======== Data to use

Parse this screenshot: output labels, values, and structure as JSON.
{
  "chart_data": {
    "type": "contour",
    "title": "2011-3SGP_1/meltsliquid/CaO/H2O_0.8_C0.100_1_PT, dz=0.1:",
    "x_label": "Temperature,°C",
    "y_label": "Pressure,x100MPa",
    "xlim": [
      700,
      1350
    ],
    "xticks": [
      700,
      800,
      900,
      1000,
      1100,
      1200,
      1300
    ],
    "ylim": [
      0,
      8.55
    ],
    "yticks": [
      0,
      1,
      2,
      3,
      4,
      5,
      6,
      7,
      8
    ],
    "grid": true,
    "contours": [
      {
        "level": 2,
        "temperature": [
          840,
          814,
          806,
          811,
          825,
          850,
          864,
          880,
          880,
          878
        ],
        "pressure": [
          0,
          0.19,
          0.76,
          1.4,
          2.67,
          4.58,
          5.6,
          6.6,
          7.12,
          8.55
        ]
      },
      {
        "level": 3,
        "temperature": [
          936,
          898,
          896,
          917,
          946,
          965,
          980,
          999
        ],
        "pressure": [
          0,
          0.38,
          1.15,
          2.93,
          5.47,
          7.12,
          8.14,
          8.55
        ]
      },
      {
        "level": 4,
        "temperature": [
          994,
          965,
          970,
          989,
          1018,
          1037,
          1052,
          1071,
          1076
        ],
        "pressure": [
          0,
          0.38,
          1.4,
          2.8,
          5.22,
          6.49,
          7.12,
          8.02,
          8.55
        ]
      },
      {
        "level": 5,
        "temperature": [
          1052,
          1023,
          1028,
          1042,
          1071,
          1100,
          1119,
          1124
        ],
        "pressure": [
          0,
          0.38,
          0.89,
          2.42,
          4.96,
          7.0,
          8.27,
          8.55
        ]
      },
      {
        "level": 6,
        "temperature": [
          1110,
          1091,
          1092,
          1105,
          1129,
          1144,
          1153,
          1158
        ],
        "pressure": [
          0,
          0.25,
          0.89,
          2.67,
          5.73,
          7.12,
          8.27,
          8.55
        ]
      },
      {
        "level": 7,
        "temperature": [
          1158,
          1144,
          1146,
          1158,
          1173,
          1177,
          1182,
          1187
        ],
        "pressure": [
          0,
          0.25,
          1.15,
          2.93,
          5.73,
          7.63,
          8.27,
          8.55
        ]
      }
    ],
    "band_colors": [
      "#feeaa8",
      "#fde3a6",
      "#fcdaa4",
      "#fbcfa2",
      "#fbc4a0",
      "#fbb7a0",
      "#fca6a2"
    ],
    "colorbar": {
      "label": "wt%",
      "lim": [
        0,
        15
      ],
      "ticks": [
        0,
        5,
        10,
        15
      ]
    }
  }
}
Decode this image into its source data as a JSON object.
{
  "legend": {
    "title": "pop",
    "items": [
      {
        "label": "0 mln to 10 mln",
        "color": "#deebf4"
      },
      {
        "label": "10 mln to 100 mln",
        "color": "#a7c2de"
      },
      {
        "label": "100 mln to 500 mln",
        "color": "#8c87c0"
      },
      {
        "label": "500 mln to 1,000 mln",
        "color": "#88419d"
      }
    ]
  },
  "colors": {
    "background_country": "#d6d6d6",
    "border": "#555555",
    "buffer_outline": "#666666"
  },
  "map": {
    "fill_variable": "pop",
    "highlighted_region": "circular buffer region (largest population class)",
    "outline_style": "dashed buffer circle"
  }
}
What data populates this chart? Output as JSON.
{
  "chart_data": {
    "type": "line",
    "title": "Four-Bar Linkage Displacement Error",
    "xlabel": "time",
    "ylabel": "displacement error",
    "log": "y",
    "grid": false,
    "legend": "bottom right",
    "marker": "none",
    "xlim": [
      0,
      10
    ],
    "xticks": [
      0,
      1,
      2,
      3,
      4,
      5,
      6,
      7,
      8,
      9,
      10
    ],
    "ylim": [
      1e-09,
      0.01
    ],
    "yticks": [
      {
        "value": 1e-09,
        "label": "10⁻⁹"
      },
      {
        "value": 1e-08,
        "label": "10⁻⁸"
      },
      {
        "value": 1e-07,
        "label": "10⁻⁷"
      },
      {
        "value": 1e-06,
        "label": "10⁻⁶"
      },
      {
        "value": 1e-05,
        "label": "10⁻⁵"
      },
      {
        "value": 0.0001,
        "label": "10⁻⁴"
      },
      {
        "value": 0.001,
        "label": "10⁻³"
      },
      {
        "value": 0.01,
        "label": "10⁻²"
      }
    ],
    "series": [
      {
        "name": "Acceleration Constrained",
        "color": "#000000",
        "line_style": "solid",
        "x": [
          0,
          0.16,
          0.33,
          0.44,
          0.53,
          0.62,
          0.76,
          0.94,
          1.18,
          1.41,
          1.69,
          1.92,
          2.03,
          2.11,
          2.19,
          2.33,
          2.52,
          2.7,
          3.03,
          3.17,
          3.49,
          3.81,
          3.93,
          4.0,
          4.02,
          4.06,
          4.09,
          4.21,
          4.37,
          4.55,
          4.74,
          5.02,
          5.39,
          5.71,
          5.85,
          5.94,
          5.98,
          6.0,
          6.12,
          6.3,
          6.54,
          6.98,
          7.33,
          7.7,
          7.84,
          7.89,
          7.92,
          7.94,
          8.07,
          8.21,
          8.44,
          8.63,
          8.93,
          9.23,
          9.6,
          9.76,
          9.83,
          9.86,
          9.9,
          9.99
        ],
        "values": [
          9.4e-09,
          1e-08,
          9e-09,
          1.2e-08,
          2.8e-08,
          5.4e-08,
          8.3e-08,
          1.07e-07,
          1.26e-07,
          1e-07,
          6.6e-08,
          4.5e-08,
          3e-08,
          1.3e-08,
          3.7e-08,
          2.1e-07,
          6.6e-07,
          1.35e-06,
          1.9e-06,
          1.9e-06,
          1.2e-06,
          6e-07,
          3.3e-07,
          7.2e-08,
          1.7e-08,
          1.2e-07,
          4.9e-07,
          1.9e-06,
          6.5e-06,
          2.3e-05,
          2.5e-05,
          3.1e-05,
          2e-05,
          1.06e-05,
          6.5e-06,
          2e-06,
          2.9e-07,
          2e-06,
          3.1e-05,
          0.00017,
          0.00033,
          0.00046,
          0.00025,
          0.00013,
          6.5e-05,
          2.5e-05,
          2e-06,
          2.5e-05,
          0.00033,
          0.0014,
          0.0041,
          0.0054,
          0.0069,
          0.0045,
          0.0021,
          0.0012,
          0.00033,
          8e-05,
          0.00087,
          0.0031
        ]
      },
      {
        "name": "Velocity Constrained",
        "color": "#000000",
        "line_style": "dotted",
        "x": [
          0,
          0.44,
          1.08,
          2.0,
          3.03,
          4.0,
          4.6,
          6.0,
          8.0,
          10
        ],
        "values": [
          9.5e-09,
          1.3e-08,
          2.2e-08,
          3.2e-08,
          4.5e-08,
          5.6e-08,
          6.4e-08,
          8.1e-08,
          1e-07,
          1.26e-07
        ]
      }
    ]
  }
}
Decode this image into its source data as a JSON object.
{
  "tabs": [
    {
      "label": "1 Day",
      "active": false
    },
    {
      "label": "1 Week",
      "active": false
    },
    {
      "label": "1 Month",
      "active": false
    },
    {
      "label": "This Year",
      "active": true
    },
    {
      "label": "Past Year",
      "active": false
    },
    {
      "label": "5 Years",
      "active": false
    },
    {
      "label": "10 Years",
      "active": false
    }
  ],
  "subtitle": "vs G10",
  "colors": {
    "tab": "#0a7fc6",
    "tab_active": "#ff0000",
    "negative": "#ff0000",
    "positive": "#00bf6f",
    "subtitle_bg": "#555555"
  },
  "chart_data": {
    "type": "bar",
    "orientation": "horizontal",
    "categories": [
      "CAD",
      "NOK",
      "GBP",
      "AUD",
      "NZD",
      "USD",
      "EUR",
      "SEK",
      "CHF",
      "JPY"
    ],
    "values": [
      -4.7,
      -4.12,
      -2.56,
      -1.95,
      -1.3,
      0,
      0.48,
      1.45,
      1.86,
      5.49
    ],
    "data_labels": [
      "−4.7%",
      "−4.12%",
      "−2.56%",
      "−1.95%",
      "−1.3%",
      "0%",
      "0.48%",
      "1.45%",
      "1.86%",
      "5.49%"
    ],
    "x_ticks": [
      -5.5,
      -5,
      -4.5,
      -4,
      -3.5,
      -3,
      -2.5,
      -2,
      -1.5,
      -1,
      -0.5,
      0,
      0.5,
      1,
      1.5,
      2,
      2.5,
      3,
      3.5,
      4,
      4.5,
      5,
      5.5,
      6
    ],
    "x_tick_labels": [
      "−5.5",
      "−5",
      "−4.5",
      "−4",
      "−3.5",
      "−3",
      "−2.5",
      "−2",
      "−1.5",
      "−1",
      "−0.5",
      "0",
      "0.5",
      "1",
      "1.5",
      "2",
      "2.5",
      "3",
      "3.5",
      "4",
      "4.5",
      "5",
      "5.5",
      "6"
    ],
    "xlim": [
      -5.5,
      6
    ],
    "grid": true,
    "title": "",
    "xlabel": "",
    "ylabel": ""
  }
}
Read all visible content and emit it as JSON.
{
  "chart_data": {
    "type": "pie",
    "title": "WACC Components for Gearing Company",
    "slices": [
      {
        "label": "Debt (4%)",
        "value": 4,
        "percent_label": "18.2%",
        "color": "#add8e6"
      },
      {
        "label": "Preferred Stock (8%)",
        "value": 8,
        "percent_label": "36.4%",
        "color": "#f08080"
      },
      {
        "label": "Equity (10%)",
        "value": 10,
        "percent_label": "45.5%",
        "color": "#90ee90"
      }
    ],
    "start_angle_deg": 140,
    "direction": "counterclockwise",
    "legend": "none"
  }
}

================

Stated exercise:
From the listing above, pick out every line containing "values".

Written answer:
Parse this screenshot: output labels, values, and structure as JSON.
        "values": [
        "values": [
    "values": [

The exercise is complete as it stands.